◆ Excerpted records:
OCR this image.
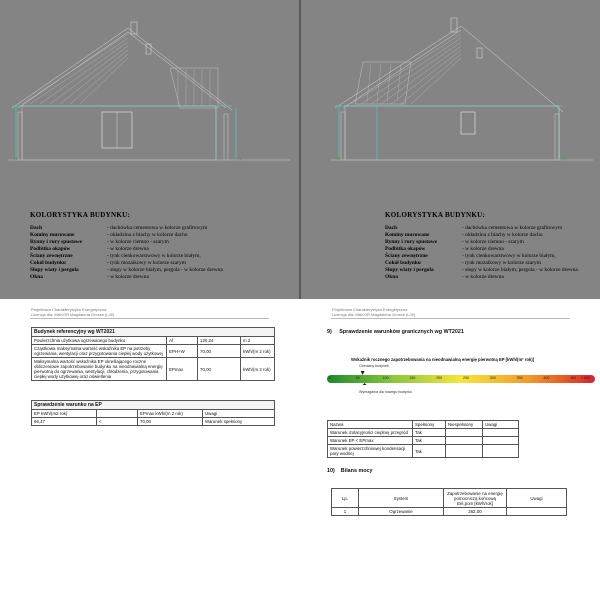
KOLORYSTYKA BUDYNKU:
Dach	- dachówka cementowa w kolorze grafitowym
Kominy murowane	- okładzina z blachy w kolorze dachu
Rynny i rury spustowe	- w kolorze ciemno - szarym
Podbitka okapów	- w kolorze drewna
Ściany zewnętrzne	- tynk cienkowarstwowy w kolorze białym,
Cokół budynku	- tynk mozaikowy w kolorze szarym
Słupy wiaty i pergola	- słupy w kolorze białym, pergola - w kolorze drewna
Okna	- w kolorze drewna
KOLORYSTYKA BUDYNKU:
Dach	- dachówka cementowa w kolorze grafitowym
Kominy murowane	- okładzina z blachy w kolorze dachu
Rynny i rury spustowe	- w kolorze ciemno - szarym
Podbitka okapów	- w kolorze drewna
Ściany zewnętrzne	- tynk cienkowarstwowy w kolorze białym,
Cokół budynku	- tynk mozaikowy w kolorze szarym
Słupy wiaty i pergola	- słupy w kolorze białym, pergola - w kolorze drewna
Okna	- w kolorze drewna
Projektowa Charakterystyka Energetyczna
Licencja dla: MAKOR Magdalena Grosse (L/3/)
Budynek referencyjny wg WT2021			
Powierzchnia użytkowa ogrzewanego budynku	Af	120,24	m 2
Cząstkowa maksymalna wartość wskaźnika EP na potrzeby ogrzewania, wentylacji oraz przygotowania ciepłej wody użytkowej	EPH+W	70,00	kWh/(m 2 rok)
Maksymalna wartość wskaźnika EP określającego roczne obliczeniowe zapotrzebowanie budynku na nieodnawialną energię pierwotną do ogrzewania, wentylacji, chłodzenia, przygotowania ciepłej wody użytkowej oraz oświetlenia	EPmax	70,00	kWh/(m 2 rok)
Sprawdzenie warunku na EP			
EP kWh/(m2 rok)		EPmax kWh/(m 2 rok)	Uwagi
66,47	<	70,00	Warunek spełniony
Projektowa Charakterystyka Energetyczna
Licencja dla: MAKOR Magdalena Grosse (L/3/)
9) Sprawdzenie warunków granicznych wg WT2021
Wskaźnik rocznego zapotrzebowania na nieodnawialną energię pierwotną EP [kWh/(m² rok)]
Oceniany budynek
0	50	100	150	200	250	300	350	400	450 > 500
Wymagania dla nowego budynku
Nazwa	Spełniony	Niespełniony	Uwagi
Warunek izolacyjności cieplnej przegród	Tak		
Warunek EP < EPmax	Tak		
Warunek powierzchniowej kondensacji pary wodnej	Tak		
10) Bilans mocy
Lp.	System	Zapotrzebowanie na energię pomocniczą końcową Eel,pom [kWh/rok]	Uwagi
1	Ogrzewanie	262,00	
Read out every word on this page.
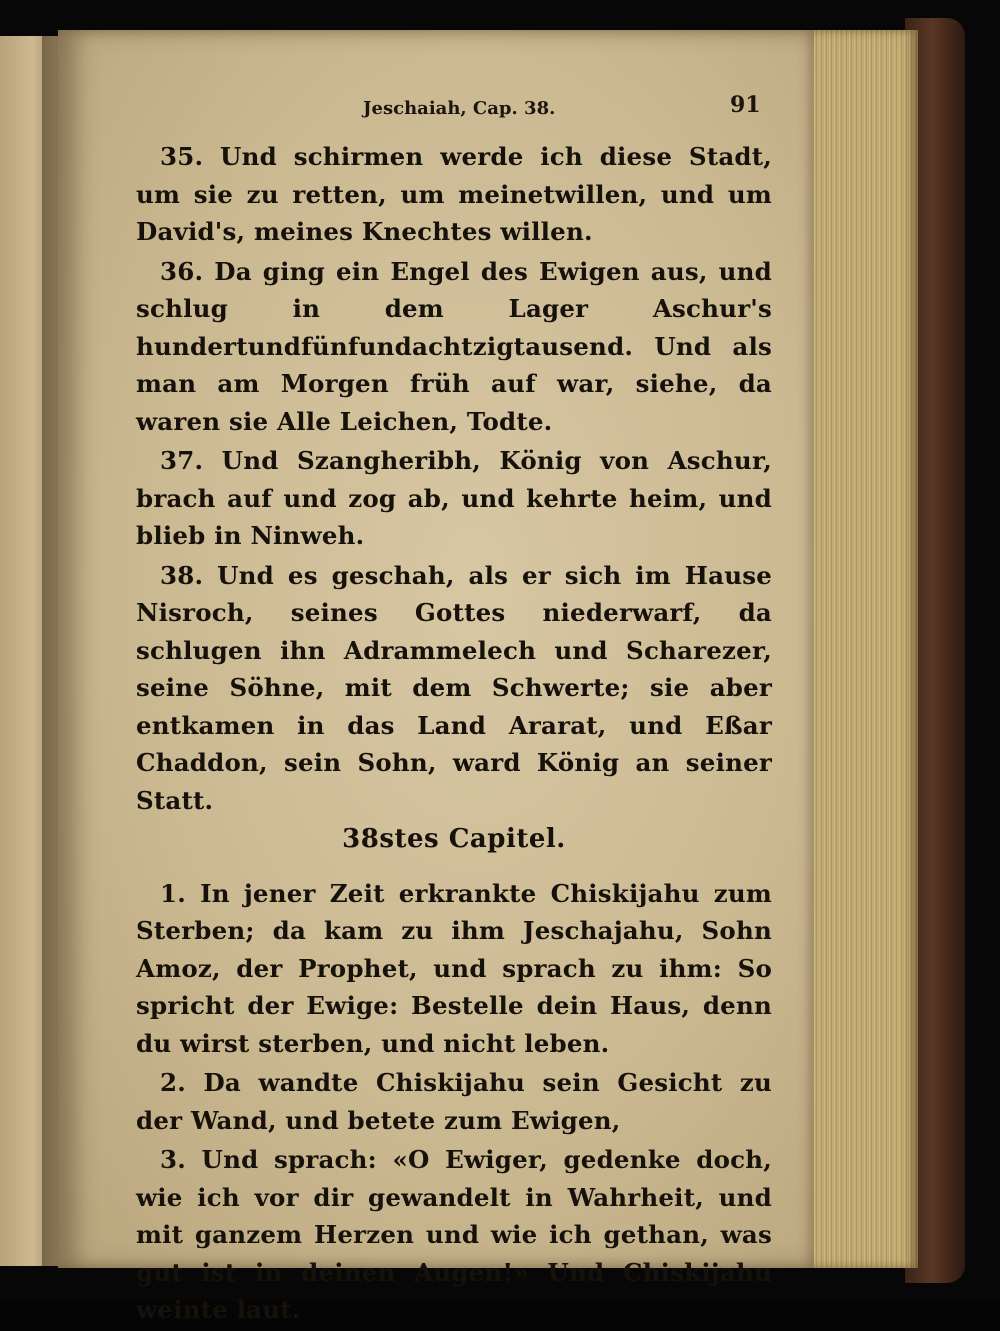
Jeschaiah, Cap. 38.	91

35. Und schirmen werde ich diese Stadt, um sie zu retten, um meinetwillen, und um David's, meines Knechtes willen.

36. Da ging ein Engel des Ewigen aus, und schlug in dem Lager Aschur's hundertundfünfundachtzigtausend. Und als man am Morgen früh auf war, siehe, da waren sie Alle Leichen, Todte.

37. Und Szangheribh, König von Aschur, brach auf und zog ab, und kehrte heim, und blieb in Ninweh.

38. Und es geschah, als er sich im Hause Nisroch, seines Gottes niederwarf, da schlugen ihn Adrammelech und Scharezer, seine Söhne, mit dem Schwerte; sie aber entkamen in das Land Ararat, und Eßar Chaddon, sein Sohn, ward König an seiner Statt.

38stes Capitel.

1. In jener Zeit erkrankte Chiskijahu zum Sterben; da kam zu ihm Jeschajahu, Sohn Amoz, der Prophet, und sprach zu ihm: So spricht der Ewige: Bestelle dein Haus, denn du wirst sterben, und nicht leben.

2. Da wandte Chiskijahu sein Gesicht zu der Wand, und betete zum Ewigen,

3. Und sprach: «O Ewiger, gedenke doch, wie ich vor dir gewandelt in Wahrheit, und mit ganzem Herzen und wie ich gethan, was gut ist in deinen Augen!» Und Chiskijahu weinte laut.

◆ Instructions for the task:
Using the material above, copy every line in which the string "Warunek" occurs.

◆ Completed task:
66,47	<	70,00	Warunek spełniony
Warunek izolacyjności cieplnej przegród	Tak		
Warunek EP < EPmax	Tak		
Warunek powierzchniowej kondensacji pary wodnej	Tak		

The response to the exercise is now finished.